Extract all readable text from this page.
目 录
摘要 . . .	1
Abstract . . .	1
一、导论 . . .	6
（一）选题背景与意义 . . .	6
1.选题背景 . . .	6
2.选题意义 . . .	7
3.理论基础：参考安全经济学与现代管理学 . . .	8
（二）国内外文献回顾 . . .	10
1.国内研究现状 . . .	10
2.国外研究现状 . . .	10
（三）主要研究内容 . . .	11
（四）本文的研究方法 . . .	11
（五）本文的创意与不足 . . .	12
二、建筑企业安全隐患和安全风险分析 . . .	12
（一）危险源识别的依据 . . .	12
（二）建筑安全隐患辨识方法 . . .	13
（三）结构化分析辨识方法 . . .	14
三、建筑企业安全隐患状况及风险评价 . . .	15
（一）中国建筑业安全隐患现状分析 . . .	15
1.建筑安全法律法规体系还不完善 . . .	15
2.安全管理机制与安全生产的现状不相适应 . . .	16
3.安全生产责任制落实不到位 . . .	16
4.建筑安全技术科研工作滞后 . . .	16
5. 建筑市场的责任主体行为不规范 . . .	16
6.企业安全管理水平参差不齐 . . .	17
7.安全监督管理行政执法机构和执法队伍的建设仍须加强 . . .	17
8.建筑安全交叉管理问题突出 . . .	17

_Directions:_ Please output the entries above, every line exactly as it reads.

_Solution below:_
Extract all readable text from this page.
目 录
摘要 . . .	1
Abstract . . .	1
一、导论 . . .	6
（一）选题背景与意义 . . .	6
1.选题背景 . . .	6
2.选题意义 . . .	7
3.理论基础：参考安全经济学与现代管理学 . . .	8
（二）国内外文献回顾 . . .	10
1.国内研究现状 . . .	10
2.国外研究现状 . . .	10
（三）主要研究内容 . . .	11
（四）本文的研究方法 . . .	11
（五）本文的创意与不足 . . .	12
二、建筑企业安全隐患和安全风险分析 . . .	12
（一）危险源识别的依据 . . .	12
（二）建筑安全隐患辨识方法 . . .	13
（三）结构化分析辨识方法 . . .	14
三、建筑企业安全隐患状况及风险评价 . . .	15
（一）中国建筑业安全隐患现状分析 . . .	15
1.建筑安全法律法规体系还不完善 . . .	15
2.安全管理机制与安全生产的现状不相适应 . . .	16
3.安全生产责任制落实不到位 . . .	16
4.建筑安全技术科研工作滞后 . . .	16
5. 建筑市场的责任主体行为不规范 . . .	16
6.企业安全管理水平参差不齐 . . .	17
7.安全监督管理行政执法机构和执法队伍的建设仍须加强 . . .	17
8.建筑安全交叉管理问题突出 . . .	17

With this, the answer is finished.